Problem: Give back the full listing, character for character, with no pictures.
--- Start of Material for this exercise ---
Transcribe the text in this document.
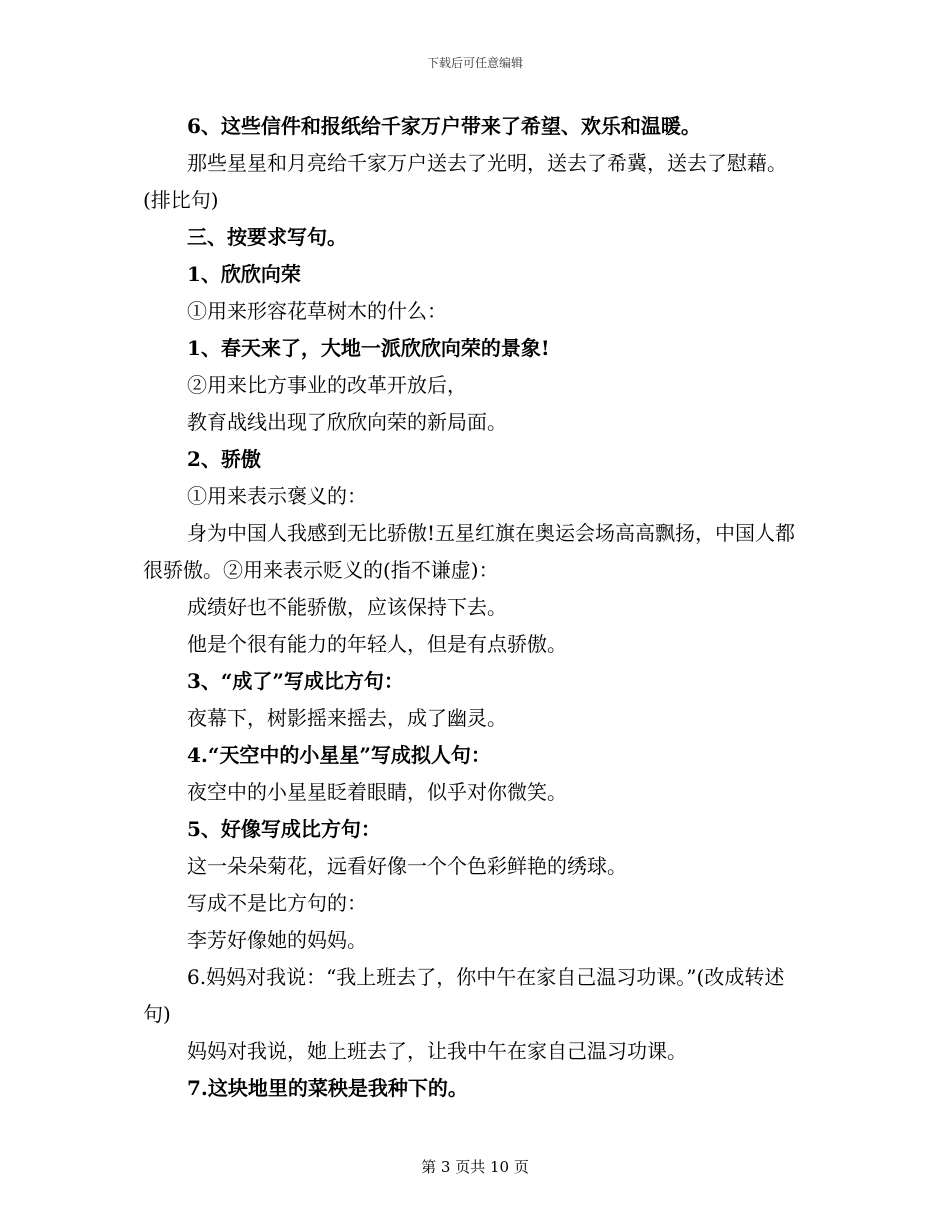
下载后可任意编辑

6、这些信件和报纸给千家万户带来了希望、欢乐和温暖。

那些星星和月亮给千家万户送去了光明，送去了希冀，送去了慰藉。(排比句)

三、按要求写句。

1、欣欣向荣

①用来形容花草树木的什么：

1、春天来了，大地一派欣欣向荣的景象!

②用来比方事业的改革开放后，

教育战线出现了欣欣向荣的新局面。

2、骄傲

①用来表示褒义的：

身为中国人我感到无比骄傲!五星红旗在奥运会场高高飘扬，中国人都很骄傲。②用来表示贬义的(指不谦虚)：

成绩好也不能骄傲，应该保持下去。

他是个很有能力的年轻人，但是有点骄傲。

3、“成了”写成比方句：

夜幕下，树影摇来摇去，成了幽灵。

4.“天空中的小星星”写成拟人句：

夜空中的小星星眨着眼睛，似乎对你微笑。

5、好像写成比方句：

这一朵朵菊花，远看好像一个个色彩鲜艳的绣球。

写成不是比方句的：

李芳好像她的妈妈。

6.妈妈对我说：“我上班去了，你中午在家自己温习功课。”(改成转述句)

妈妈对我说，她上班去了，让我中午在家自己温习功课。

7.这块地里的菜秧是我种下的。

第 3 页共 10 页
--- End of Material for this exercise ---
Answer to the problem:
Transcribe the text in this document.
下载后可任意编辑

6、这些信件和报纸给千家万户带来了希望、欢乐和温暖。

那些星星和月亮给千家万户送去了光明，送去了希冀，送去了慰藉。(排比句)

三、按要求写句。

1、欣欣向荣

①用来形容花草树木的什么：

1、春天来了，大地一派欣欣向荣的景象!

②用来比方事业的改革开放后，

教育战线出现了欣欣向荣的新局面。

2、骄傲

①用来表示褒义的：

身为中国人我感到无比骄傲!五星红旗在奥运会场高高飘扬，中国人都很骄傲。②用来表示贬义的(指不谦虚)：

成绩好也不能骄傲，应该保持下去。

他是个很有能力的年轻人，但是有点骄傲。

3、“成了”写成比方句：

夜幕下，树影摇来摇去，成了幽灵。

4.“天空中的小星星”写成拟人句：

夜空中的小星星眨着眼睛，似乎对你微笑。

5、好像写成比方句：

这一朵朵菊花，远看好像一个个色彩鲜艳的绣球。

写成不是比方句的：

李芳好像她的妈妈。

6.妈妈对我说：“我上班去了，你中午在家自己温习功课。”(改成转述句)

妈妈对我说，她上班去了，让我中午在家自己温习功课。

7.这块地里的菜秧是我种下的。

第 3 页共 10 页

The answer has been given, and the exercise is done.